## Requirements
Copy every line from the material below that holds "Фрунзе".

## Records provided

-- begin --

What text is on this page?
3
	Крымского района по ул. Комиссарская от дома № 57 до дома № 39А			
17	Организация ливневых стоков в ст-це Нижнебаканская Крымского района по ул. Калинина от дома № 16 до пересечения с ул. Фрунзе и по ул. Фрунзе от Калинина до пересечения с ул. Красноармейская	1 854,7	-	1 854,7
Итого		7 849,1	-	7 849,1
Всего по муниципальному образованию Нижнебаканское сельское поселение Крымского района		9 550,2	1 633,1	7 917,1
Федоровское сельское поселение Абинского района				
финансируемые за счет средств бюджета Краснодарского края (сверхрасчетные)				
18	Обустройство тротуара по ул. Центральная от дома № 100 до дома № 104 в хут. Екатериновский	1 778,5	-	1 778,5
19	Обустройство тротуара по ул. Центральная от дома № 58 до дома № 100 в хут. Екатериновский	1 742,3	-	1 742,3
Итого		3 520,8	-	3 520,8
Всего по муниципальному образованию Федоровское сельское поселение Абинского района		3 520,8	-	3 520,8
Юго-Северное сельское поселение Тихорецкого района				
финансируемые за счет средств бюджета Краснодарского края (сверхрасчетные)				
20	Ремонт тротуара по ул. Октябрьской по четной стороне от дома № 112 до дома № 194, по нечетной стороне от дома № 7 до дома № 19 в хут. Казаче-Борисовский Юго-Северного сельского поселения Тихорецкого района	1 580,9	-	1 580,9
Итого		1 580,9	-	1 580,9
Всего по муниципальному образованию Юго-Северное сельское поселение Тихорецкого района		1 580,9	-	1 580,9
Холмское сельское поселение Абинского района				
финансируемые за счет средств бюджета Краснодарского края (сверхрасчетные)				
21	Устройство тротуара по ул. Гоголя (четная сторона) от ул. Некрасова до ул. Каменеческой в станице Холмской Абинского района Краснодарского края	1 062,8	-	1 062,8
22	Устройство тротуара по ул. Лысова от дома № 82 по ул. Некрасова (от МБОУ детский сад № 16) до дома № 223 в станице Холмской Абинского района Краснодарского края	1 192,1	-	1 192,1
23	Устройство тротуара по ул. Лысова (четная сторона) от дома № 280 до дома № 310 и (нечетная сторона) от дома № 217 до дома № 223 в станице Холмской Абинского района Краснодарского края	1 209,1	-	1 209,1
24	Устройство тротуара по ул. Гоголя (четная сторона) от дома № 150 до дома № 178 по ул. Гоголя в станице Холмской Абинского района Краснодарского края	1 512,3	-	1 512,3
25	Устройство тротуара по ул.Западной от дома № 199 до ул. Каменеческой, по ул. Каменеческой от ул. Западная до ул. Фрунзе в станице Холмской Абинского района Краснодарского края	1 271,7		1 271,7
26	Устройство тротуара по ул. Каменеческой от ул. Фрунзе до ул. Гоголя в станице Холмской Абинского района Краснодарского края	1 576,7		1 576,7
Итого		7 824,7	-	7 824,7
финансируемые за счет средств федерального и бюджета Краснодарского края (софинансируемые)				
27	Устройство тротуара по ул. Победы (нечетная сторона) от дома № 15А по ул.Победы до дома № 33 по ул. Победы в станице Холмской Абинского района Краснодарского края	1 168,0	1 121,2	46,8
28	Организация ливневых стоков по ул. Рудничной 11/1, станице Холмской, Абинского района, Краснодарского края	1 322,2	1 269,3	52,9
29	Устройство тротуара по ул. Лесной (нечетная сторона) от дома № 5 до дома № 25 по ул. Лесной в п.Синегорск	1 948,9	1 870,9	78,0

-- end --

## Expected answer
17	Организация ливневых стоков в ст-це Нижнебаканская Крымского района по ул. Калинина от дома № 16 до пересечения с ул. Фрунзе и по ул. Фрунзе от Калинина до пересечения с ул. Красноармейская	1 854,7	-	1 854,7
25	Устройство тротуара по ул.Западной от дома № 199 до ул. Каменеческой, по ул. Каменеческой от ул. Западная до ул. Фрунзе в станице Холмской Абинского района Краснодарского края	1 271,7		1 271,7
26	Устройство тротуара по ул. Каменеческой от ул. Фрунзе до ул. Гоголя в станице Холмской Абинского района Краснодарского края	1 576,7		1 576,7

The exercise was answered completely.